-- begin Records for this exercise --

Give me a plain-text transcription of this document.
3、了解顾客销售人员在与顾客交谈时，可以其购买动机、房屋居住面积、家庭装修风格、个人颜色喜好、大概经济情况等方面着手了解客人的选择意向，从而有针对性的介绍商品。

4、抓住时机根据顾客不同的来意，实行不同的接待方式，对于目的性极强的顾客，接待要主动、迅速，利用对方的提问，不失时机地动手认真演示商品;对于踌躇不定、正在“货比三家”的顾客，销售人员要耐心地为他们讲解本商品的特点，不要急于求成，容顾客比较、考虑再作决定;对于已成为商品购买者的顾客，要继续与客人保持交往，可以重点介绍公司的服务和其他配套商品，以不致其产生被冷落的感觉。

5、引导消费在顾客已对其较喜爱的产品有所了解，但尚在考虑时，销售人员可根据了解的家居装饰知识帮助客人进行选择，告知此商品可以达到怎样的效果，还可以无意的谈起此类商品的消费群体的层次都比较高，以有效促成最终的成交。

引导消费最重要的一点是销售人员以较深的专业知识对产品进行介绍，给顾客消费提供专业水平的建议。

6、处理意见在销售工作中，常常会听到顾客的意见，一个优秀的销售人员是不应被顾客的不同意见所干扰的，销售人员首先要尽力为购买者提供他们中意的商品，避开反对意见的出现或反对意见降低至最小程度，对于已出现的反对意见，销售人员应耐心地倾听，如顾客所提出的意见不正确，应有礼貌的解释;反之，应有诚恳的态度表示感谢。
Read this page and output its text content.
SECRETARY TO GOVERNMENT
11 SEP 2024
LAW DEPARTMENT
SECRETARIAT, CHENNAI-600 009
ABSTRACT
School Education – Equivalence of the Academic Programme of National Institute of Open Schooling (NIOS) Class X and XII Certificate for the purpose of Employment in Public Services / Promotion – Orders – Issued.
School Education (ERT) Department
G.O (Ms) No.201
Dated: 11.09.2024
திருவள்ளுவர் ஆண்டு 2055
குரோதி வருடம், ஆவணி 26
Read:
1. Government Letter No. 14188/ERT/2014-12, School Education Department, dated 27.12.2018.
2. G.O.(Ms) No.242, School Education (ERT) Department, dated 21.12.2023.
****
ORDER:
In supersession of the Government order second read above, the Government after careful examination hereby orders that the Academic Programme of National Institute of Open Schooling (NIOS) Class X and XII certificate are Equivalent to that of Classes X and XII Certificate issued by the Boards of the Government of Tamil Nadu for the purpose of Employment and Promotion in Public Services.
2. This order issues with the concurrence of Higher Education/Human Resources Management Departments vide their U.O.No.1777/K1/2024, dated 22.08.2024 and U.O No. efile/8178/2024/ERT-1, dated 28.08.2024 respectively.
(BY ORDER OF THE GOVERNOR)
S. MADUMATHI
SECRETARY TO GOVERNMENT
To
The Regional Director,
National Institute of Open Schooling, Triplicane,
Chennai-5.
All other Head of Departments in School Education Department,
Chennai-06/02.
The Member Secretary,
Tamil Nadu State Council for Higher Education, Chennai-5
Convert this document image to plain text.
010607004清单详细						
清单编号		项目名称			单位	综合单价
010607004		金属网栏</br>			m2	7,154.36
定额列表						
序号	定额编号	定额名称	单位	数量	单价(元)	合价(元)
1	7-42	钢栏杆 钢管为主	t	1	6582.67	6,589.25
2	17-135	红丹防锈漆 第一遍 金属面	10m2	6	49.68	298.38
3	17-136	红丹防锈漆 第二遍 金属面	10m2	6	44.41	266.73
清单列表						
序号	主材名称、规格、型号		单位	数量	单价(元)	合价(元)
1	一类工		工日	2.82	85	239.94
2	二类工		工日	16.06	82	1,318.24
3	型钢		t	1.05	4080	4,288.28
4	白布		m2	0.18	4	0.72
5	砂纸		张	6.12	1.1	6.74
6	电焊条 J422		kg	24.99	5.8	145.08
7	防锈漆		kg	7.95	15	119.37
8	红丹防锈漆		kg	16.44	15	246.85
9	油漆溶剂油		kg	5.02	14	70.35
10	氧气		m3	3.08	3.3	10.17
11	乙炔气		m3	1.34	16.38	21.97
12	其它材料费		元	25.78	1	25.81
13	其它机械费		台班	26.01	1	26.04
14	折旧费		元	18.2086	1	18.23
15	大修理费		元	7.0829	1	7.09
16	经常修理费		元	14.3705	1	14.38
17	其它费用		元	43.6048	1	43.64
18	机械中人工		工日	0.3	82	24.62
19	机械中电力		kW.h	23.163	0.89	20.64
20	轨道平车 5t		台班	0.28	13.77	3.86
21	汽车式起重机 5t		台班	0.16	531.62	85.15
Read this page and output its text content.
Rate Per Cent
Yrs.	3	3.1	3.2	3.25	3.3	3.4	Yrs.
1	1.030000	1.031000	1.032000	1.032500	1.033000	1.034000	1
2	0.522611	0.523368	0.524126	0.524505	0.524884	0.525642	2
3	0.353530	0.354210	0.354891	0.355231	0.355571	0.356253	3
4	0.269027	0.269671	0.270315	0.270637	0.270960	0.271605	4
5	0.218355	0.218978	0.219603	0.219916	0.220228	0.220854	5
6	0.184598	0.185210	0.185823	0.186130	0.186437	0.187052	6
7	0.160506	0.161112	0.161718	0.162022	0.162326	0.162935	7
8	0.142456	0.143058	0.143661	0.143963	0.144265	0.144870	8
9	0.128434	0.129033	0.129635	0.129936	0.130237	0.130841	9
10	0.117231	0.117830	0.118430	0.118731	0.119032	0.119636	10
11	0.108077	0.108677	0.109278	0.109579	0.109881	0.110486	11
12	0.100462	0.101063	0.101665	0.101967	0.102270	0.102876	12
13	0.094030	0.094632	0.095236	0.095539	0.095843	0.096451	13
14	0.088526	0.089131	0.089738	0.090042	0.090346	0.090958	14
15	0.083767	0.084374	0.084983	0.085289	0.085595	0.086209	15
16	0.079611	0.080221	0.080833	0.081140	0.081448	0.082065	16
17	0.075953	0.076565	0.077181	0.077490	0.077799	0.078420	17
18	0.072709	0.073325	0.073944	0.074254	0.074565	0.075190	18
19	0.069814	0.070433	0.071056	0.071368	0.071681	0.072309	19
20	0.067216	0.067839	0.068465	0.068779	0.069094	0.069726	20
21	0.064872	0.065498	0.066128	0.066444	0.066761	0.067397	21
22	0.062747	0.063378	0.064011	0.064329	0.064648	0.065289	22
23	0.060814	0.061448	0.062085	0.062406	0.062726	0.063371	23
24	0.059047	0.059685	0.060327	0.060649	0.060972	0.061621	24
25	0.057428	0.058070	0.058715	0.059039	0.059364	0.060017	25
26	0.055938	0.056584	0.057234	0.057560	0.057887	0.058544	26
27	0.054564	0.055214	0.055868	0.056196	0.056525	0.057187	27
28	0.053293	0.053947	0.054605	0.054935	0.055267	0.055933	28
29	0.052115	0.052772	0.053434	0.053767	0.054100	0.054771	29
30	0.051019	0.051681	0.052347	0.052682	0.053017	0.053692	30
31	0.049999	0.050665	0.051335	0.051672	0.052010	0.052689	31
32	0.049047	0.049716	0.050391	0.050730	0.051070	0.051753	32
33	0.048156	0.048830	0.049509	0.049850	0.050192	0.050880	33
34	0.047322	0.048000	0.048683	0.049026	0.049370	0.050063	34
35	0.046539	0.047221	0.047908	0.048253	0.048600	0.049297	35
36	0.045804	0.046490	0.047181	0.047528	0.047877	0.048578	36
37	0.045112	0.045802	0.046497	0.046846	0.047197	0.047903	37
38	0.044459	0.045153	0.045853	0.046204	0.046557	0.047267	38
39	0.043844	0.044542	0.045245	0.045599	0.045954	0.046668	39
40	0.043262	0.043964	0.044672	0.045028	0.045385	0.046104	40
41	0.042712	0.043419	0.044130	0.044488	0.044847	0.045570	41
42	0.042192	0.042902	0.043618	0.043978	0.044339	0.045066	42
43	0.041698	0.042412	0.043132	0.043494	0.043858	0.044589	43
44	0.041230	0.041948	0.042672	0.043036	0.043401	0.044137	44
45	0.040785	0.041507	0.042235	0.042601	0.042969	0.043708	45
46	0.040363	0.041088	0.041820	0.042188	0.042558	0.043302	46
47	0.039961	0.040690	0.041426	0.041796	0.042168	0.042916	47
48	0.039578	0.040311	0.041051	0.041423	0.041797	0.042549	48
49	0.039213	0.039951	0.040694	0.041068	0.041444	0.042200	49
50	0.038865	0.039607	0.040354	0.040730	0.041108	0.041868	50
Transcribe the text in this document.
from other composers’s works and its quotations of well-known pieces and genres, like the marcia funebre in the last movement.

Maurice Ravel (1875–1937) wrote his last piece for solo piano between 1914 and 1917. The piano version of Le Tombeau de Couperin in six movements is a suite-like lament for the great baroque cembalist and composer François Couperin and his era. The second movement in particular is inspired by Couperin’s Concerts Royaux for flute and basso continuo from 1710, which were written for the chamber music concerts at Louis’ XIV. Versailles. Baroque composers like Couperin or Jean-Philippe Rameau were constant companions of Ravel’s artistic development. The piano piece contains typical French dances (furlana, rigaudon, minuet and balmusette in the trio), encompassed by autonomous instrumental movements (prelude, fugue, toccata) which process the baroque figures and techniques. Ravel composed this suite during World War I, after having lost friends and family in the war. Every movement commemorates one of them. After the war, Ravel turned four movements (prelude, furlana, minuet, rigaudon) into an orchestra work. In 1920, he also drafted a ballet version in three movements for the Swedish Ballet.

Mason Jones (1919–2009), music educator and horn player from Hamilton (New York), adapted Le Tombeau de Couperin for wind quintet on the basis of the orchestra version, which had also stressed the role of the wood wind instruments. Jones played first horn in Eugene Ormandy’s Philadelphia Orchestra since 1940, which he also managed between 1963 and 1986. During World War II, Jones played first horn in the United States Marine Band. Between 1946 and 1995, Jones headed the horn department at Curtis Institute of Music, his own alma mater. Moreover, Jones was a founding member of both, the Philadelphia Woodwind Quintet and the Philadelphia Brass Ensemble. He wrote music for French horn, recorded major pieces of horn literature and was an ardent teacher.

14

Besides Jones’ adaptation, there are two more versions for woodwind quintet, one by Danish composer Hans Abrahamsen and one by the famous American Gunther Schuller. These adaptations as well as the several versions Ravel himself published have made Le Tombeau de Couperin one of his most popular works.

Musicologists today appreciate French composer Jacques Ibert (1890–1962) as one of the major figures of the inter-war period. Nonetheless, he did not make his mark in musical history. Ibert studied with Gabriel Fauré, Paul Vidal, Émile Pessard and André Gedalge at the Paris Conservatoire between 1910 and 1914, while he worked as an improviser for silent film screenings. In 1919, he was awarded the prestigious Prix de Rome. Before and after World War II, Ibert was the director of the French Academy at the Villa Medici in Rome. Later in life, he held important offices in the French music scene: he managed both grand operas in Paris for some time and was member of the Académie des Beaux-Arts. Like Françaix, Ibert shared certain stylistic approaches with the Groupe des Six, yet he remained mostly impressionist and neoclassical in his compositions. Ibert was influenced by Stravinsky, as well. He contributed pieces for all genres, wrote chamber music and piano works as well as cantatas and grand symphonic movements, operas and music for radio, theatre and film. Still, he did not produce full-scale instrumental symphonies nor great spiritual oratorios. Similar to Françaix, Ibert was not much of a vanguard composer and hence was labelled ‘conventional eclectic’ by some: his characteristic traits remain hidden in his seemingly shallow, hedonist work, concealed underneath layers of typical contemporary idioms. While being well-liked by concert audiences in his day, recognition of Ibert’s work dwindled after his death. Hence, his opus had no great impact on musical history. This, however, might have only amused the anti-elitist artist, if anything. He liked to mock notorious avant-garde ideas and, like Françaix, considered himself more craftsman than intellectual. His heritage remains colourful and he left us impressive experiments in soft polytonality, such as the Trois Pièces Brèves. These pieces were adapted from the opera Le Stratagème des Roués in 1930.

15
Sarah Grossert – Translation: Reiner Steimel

-- end Records for this exercise --

#### Instruction
Search the entries for the word "Ravel", then gather every line that has it.

#### Worked solution
Maurice Ravel (1875–1937) wrote his last piece for solo piano between 1914 and 1917. The piano version of Le Tombeau de Couperin in six movements is a suite-like lament for the great baroque cembalist and composer François Couperin and his era. The second movement in particular is inspired by Couperin’s Concerts Royaux for flute and basso continuo from 1710, which were written for the chamber music concerts at Louis’ XIV. Versailles. Baroque composers like Couperin or Jean-Philippe Rameau were constant companions of Ravel’s artistic development. The piano piece contains typical French dances (furlana, rigaudon, minuet and balmusette in the trio), encompassed by autonomous instrumental movements (prelude, fugue, toccata) which process the baroque figures and techniques. Ravel composed this suite during World War I, after having lost friends and family in the war. Every movement commemorates one of them. After the war, Ravel turned four movements (prelude, furlana, minuet, rigaudon) into an orchestra work. In 1920, he also drafted a ballet version in three movements for the Swedish Ballet.
Besides Jones’ adaptation, there are two more versions for woodwind quintet, one by Danish composer Hans Abrahamsen and one by the famous American Gunther Schuller. These adaptations as well as the several versions Ravel himself published have made Le Tombeau de Couperin one of his most popular works.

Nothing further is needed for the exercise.